> Information provided
|---|

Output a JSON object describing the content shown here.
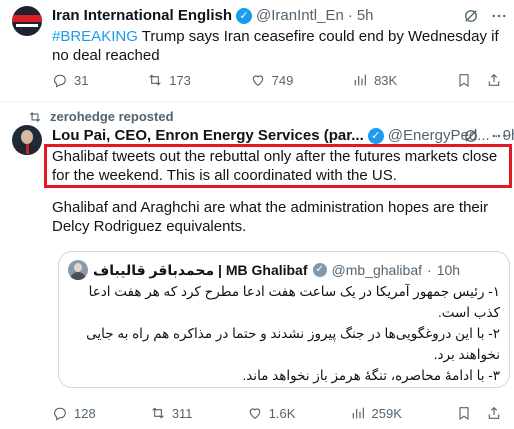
{
  "tweet1": {
    "author_name": "Iran International English",
    "author_handle": "@IranIntl_En",
    "time": "5h",
    "hashtag": "#BREAKING",
    "text": " Trump says Iran ceasefire could end by Wednesday if no deal reached",
    "stats": {
      "replies": "31",
      "reposts": "173",
      "likes": "749",
      "views": "83K"
    }
  },
  "tweet2": {
    "reposted_by": "zerohedge reposted",
    "author_name": "Lou Pai, CEO, Enron Energy Services (par...",
    "author_handle": "@EnergyPed...",
    "time": "9h",
    "text_highlighted": "Ghalibaf tweets out the rebuttal only after the futures markets close for the weekend. This is all coordinated with the US.",
    "text_2": "Ghalibaf and Araghchi are what the administration hopes are their Delcy Rodriguez equivalents.",
    "stats": {
      "replies": "128",
      "reposts": "311",
      "likes": "1.6K",
      "views": "259K"
    },
    "quote": {
      "author_name": "محمدباقر قالیباف | MB Ghalibaf",
      "author_handle": "@mb_ghalibaf",
      "time": "10h",
      "line1": "۱- رئیس جمهور آمریکا در یک ساعت هفت ادعا مطرح کرد که هر هفت ادعا کذب است.",
      "line2": "۲- با این دروغگویی‌ها در جنگ پیروز نشدند و حتما در مذاکره هم راه به جایی نخواهند برد.",
      "line3": "۳- با ادامهٔ محاصره، تنگهٔ هرمز باز نخواهد ماند."
    }
  },
  "colors": {
    "accent": "#1d9bf0",
    "highlight_border": "#e01922",
    "muted": "#536471"
  }
}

|---|

> Short task
Transcribe the records above exactly as they appear, leaving out any pictures.

> Output for this exercise
Output a JSON object describing the content shown here.
{
  "tweet1": {
    "author_name": "Iran International English",
    "author_handle": "@IranIntl_En",
    "time": "5h",
    "hashtag": "#BREAKING",
    "text": " Trump says Iran ceasefire could end by Wednesday if no deal reached",
    "stats": {
      "replies": "31",
      "reposts": "173",
      "likes": "749",
      "views": "83K"
    }
  },
  "tweet2": {
    "reposted_by": "zerohedge reposted",
    "author_name": "Lou Pai, CEO, Enron Energy Services (par...",
    "author_handle": "@EnergyPed...",
    "time": "9h",
    "text_highlighted": "Ghalibaf tweets out the rebuttal only after the futures markets close for the weekend. This is all coordinated with the US.",
    "text_2": "Ghalibaf and Araghchi are what the administration hopes are their Delcy Rodriguez equivalents.",
    "stats": {
      "replies": "128",
      "reposts": "311",
      "likes": "1.6K",
      "views": "259K"
    },
    "quote": {
      "author_name": "محمدباقر قالیباف | MB Ghalibaf",
      "author_handle": "@mb_ghalibaf",
      "time": "10h",
      "line1": "۱- رئیس جمهور آمریکا در یک ساعت هفت ادعا مطرح کرد که هر هفت ادعا کذب است.",
      "line2": "۲- با این دروغگویی‌ها در جنگ پیروز نشدند و حتما در مذاکره هم راه به جایی نخواهند برد.",
      "line3": "۳- با ادامهٔ محاصره، تنگهٔ هرمز باز نخواهد ماند."
    }
  },
  "colors": {
    "accent": "#1d9bf0",
    "highlight_border": "#e01922",
    "muted": "#536471"
  }
}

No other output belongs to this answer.